**Problem:** Sift the material for lines containing "What", and return them.

**Recorded information:**
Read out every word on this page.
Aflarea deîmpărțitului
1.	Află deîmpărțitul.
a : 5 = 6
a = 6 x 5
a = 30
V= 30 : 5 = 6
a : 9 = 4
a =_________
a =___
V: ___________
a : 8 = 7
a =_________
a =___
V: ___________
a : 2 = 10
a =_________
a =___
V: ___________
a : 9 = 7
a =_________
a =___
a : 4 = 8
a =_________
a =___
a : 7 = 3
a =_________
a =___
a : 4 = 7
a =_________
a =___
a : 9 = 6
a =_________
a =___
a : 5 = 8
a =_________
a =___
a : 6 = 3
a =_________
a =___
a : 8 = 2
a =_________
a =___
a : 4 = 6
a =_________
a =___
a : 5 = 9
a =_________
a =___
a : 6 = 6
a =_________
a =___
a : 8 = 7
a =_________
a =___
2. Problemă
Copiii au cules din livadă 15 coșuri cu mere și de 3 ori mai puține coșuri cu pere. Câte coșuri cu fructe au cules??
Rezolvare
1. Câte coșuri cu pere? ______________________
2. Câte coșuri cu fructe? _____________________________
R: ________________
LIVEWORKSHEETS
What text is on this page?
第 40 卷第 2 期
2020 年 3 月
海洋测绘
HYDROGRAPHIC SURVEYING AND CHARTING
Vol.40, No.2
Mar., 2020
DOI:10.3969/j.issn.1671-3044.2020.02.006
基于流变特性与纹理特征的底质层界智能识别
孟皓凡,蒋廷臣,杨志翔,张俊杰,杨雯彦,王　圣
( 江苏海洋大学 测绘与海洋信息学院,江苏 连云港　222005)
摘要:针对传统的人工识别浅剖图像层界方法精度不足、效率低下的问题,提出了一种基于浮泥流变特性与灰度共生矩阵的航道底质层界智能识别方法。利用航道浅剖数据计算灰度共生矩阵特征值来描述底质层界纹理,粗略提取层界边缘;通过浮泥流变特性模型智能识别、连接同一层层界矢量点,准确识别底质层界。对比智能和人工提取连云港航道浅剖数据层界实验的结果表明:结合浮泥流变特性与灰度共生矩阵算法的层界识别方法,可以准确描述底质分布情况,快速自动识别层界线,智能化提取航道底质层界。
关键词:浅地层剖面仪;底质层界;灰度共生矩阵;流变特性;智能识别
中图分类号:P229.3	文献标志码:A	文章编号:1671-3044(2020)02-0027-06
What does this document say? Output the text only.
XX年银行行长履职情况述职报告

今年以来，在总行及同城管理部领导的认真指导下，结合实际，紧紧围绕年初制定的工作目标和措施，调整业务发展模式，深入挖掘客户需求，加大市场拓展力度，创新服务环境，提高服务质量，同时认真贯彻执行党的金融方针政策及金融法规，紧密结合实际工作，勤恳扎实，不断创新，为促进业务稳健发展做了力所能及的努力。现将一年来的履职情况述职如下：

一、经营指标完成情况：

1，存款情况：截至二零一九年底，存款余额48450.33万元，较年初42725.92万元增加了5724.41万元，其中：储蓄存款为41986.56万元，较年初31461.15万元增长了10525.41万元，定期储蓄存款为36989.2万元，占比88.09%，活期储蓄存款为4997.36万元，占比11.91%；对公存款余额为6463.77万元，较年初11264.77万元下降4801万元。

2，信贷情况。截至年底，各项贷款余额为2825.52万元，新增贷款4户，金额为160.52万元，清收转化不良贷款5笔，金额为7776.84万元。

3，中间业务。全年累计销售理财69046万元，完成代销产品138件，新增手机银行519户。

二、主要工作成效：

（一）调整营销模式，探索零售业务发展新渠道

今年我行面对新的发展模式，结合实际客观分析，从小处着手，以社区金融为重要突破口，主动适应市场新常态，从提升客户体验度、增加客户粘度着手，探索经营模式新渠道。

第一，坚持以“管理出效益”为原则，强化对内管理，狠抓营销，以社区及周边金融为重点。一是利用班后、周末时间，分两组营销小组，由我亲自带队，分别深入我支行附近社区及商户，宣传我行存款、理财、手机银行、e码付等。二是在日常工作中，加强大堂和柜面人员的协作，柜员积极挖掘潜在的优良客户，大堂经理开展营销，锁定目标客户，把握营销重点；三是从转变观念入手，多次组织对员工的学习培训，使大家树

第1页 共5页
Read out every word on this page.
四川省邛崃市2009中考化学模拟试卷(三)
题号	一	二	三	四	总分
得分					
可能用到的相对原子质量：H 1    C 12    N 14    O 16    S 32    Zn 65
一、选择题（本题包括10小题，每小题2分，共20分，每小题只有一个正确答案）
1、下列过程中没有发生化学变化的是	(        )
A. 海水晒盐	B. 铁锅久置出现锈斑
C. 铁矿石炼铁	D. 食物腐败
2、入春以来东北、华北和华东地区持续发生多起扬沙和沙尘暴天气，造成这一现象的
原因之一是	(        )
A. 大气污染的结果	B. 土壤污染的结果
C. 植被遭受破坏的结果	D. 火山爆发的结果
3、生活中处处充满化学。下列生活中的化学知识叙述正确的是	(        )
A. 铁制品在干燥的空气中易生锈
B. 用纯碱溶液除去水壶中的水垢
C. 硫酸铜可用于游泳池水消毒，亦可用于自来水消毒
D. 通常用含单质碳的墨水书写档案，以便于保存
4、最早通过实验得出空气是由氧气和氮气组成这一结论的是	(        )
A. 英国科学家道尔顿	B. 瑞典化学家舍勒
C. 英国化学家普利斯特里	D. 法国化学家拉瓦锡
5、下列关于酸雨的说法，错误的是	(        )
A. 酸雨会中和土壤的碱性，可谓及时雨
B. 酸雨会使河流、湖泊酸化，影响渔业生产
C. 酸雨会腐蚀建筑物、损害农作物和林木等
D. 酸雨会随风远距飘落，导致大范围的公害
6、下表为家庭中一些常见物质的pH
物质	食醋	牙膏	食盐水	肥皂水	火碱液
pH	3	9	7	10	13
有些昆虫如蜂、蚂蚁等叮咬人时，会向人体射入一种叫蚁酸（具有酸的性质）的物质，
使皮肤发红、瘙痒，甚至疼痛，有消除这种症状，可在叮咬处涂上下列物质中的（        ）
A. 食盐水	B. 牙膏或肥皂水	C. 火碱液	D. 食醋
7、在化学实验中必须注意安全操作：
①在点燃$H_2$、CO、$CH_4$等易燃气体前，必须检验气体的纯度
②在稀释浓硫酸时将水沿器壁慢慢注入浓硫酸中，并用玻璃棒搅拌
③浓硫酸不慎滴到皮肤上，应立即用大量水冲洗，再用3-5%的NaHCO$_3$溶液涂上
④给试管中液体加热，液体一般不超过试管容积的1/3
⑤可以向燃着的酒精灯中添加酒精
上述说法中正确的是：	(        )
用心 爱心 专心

**Worked answer:**
What text is on this page?
What does this document say? Output the text only.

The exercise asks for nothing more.